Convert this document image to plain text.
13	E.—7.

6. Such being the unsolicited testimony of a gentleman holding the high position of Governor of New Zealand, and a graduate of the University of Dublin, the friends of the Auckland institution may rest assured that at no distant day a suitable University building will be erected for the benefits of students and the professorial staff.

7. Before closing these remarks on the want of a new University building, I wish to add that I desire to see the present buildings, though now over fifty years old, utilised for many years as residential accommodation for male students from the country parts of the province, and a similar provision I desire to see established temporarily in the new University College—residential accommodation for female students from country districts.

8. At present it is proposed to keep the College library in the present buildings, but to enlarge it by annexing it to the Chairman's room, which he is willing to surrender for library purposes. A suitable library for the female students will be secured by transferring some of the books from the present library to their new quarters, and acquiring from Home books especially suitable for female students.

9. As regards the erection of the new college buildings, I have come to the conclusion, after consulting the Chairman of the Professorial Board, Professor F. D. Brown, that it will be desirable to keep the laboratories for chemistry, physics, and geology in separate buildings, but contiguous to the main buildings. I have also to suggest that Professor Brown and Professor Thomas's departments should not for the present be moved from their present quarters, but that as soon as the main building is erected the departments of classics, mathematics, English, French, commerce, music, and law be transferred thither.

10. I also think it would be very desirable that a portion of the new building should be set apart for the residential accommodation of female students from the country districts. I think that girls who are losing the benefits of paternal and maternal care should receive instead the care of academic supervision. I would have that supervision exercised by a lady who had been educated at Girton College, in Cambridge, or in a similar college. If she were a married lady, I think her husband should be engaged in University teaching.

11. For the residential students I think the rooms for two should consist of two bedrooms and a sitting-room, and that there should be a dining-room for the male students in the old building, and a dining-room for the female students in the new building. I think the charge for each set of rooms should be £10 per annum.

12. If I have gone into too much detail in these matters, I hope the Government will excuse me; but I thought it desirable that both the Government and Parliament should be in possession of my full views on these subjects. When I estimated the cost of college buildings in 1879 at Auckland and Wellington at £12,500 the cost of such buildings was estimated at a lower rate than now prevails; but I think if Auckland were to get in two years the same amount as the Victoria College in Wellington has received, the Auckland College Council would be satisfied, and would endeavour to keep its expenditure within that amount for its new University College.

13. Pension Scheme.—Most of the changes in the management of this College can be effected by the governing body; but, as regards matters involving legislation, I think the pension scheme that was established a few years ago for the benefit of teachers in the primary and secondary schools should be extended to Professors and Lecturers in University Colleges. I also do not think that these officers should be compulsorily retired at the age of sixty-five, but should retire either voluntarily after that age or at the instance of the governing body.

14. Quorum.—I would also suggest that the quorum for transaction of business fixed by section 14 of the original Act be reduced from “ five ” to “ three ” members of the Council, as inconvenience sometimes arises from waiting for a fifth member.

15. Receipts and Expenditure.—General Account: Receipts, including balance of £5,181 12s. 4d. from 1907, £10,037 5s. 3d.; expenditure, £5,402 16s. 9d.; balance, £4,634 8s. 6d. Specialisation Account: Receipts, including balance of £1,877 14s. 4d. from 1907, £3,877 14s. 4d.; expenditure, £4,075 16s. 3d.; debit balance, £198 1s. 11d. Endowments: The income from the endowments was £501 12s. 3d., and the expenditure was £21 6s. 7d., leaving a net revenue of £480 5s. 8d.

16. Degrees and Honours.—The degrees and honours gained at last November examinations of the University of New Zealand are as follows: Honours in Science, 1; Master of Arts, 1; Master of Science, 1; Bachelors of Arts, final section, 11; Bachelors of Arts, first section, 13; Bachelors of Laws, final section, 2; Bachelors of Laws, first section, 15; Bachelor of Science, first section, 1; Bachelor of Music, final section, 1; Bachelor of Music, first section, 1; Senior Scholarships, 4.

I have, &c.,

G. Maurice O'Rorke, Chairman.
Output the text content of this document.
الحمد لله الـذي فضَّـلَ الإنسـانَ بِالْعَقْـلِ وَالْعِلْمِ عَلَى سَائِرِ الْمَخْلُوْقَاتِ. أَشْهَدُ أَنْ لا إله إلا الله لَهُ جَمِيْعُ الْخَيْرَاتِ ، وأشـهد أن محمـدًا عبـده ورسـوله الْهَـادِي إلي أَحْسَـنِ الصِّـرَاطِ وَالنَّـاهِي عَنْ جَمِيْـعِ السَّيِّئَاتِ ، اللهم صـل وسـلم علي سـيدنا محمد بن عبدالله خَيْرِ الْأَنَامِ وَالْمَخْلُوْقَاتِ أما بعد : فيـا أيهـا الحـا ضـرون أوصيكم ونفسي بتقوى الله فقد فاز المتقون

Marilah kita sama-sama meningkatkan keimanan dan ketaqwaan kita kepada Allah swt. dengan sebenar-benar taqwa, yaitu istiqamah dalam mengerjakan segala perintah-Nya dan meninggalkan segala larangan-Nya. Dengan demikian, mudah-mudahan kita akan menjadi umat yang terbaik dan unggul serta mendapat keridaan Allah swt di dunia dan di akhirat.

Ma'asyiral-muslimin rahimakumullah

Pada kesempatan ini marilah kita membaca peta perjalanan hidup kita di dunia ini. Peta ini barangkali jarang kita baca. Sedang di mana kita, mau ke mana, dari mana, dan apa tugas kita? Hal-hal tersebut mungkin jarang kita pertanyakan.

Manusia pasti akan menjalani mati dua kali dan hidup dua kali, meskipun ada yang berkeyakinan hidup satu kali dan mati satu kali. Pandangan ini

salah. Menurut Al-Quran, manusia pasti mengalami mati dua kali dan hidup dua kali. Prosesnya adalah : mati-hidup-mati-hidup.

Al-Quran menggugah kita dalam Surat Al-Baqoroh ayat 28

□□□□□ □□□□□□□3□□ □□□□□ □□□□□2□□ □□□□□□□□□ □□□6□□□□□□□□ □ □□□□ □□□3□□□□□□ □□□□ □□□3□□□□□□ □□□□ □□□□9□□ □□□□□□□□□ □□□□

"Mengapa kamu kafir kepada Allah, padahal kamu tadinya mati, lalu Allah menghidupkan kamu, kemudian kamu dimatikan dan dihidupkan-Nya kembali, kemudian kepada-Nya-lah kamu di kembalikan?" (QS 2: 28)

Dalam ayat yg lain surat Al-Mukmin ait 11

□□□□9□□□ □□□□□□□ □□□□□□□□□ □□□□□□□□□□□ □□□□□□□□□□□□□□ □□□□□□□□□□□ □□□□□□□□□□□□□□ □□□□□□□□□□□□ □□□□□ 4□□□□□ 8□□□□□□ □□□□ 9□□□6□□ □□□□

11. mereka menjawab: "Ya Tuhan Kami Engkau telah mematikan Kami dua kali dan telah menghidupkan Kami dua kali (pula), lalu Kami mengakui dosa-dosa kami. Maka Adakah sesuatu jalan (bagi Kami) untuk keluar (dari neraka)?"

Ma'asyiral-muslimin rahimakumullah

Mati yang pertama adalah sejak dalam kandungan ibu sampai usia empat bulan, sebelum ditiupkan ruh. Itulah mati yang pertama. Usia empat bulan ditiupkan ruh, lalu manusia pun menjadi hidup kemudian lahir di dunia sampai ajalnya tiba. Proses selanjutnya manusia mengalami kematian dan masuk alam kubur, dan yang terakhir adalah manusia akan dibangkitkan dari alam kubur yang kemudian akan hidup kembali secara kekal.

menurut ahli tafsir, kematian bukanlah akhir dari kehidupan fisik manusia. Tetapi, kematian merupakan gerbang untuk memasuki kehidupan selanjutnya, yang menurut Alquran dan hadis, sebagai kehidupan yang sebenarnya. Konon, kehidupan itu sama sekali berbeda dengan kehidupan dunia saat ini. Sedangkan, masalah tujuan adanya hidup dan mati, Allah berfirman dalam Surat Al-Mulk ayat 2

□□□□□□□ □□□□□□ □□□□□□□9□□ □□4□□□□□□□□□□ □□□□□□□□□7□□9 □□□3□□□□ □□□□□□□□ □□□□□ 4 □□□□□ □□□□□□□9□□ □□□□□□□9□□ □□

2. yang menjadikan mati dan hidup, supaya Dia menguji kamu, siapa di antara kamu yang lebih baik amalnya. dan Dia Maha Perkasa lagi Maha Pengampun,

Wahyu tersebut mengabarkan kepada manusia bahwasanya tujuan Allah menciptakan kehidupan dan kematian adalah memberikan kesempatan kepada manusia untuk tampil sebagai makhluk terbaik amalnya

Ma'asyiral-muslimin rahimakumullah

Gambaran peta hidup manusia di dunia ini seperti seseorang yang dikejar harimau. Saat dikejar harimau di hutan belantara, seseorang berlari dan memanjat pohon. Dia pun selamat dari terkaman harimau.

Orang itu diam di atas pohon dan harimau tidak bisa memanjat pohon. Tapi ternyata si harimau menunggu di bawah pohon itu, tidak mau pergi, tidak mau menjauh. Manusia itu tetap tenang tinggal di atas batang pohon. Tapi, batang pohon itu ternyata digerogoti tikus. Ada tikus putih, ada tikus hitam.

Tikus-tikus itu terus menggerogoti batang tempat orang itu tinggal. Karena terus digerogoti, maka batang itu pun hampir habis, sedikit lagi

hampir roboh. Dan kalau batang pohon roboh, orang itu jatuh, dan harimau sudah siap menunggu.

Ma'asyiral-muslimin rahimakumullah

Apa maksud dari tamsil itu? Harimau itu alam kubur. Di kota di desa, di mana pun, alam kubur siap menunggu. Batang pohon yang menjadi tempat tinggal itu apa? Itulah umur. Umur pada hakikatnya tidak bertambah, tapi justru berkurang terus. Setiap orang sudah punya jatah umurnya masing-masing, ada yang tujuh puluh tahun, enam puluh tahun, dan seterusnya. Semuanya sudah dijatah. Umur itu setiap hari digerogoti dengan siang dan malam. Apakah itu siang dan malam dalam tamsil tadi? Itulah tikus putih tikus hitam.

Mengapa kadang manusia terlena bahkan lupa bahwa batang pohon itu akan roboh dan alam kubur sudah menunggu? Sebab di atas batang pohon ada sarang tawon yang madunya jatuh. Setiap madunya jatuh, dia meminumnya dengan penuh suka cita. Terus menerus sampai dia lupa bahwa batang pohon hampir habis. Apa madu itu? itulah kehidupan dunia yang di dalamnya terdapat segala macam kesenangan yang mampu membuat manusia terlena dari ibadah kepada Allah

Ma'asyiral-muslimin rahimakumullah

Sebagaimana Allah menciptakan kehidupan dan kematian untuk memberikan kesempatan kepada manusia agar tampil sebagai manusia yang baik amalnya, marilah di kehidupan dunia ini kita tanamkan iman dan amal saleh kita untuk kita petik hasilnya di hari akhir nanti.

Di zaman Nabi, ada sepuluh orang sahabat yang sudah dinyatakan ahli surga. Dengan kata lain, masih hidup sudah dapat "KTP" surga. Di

## Your objective
In the entries above, locate every line with the word "document" and copy it.

## Solution to the problem
Convert this document image to plain text.
Output the text content of this document.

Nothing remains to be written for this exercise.